▶ Exercise prompt
Transcribe every line of the records verbatim.
★ ★ ★ ★ ★ ★ ★
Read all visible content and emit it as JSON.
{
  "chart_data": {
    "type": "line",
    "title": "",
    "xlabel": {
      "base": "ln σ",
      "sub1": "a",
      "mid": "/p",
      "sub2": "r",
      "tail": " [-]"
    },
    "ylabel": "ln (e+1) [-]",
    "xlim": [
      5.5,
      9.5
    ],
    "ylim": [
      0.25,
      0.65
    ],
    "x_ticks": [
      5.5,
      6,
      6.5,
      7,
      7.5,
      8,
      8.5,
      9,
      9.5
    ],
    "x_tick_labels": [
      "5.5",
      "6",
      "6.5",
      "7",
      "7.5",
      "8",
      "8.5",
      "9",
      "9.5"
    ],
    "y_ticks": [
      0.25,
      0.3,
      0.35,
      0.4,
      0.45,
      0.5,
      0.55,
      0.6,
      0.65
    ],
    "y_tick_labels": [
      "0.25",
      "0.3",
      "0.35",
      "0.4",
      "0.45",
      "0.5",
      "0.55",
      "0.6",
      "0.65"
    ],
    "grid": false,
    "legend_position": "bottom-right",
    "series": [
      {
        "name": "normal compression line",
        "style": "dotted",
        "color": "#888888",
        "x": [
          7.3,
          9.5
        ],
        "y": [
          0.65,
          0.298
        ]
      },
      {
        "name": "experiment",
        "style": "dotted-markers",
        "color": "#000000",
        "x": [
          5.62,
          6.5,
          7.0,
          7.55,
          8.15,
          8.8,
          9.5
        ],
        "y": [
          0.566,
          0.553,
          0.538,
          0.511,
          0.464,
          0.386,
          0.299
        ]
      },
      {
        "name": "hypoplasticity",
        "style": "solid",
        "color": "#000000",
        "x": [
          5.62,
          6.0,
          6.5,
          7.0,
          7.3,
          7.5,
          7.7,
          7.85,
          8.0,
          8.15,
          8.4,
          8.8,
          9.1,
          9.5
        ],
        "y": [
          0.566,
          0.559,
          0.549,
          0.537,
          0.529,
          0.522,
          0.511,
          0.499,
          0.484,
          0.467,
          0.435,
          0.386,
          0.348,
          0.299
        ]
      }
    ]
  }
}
★ ★ ★ ★ ★ ★ ★
▶ The response
Read all visible content and emit it as JSON.
{
  "chart_data": {
    "type": "line",
    "title": "",
    "xlabel": {
      "base": "ln σ",
      "sub1": "a",
      "mid": "/p",
      "sub2": "r",
      "tail": " [-]"
    },
    "ylabel": "ln (e+1) [-]",
    "xlim": [
      5.5,
      9.5
    ],
    "ylim": [
      0.25,
      0.65
    ],
    "x_ticks": [
      5.5,
      6,
      6.5,
      7,
      7.5,
      8,
      8.5,
      9,
      9.5
    ],
    "x_tick_labels": [
      "5.5",
      "6",
      "6.5",
      "7",
      "7.5",
      "8",
      "8.5",
      "9",
      "9.5"
    ],
    "y_ticks": [
      0.25,
      0.3,
      0.35,
      0.4,
      0.45,
      0.5,
      0.55,
      0.6,
      0.65
    ],
    "y_tick_labels": [
      "0.25",
      "0.3",
      "0.35",
      "0.4",
      "0.45",
      "0.5",
      "0.55",
      "0.6",
      "0.65"
    ],
    "grid": false,
    "legend_position": "bottom-right",
    "series": [
      {
        "name": "normal compression line",
        "style": "dotted",
        "color": "#888888",
        "x": [
          7.3,
          9.5
        ],
        "y": [
          0.65,
          0.298
        ]
      },
      {
        "name": "experiment",
        "style": "dotted-markers",
        "color": "#000000",
        "x": [
          5.62,
          6.5,
          7.0,
          7.55,
          8.15,
          8.8,
          9.5
        ],
        "y": [
          0.566,
          0.553,
          0.538,
          0.511,
          0.464,
          0.386,
          0.299
        ]
      },
      {
        "name": "hypoplasticity",
        "style": "solid",
        "color": "#000000",
        "x": [
          5.62,
          6.0,
          6.5,
          7.0,
          7.3,
          7.5,
          7.7,
          7.85,
          8.0,
          8.15,
          8.4,
          8.8,
          9.1,
          9.5
        ],
        "y": [
          0.566,
          0.559,
          0.549,
          0.537,
          0.529,
          0.522,
          0.511,
          0.499,
          0.484,
          0.467,
          0.435,
          0.386,
          0.348,
          0.299
        ]
      }
    ]
  }
}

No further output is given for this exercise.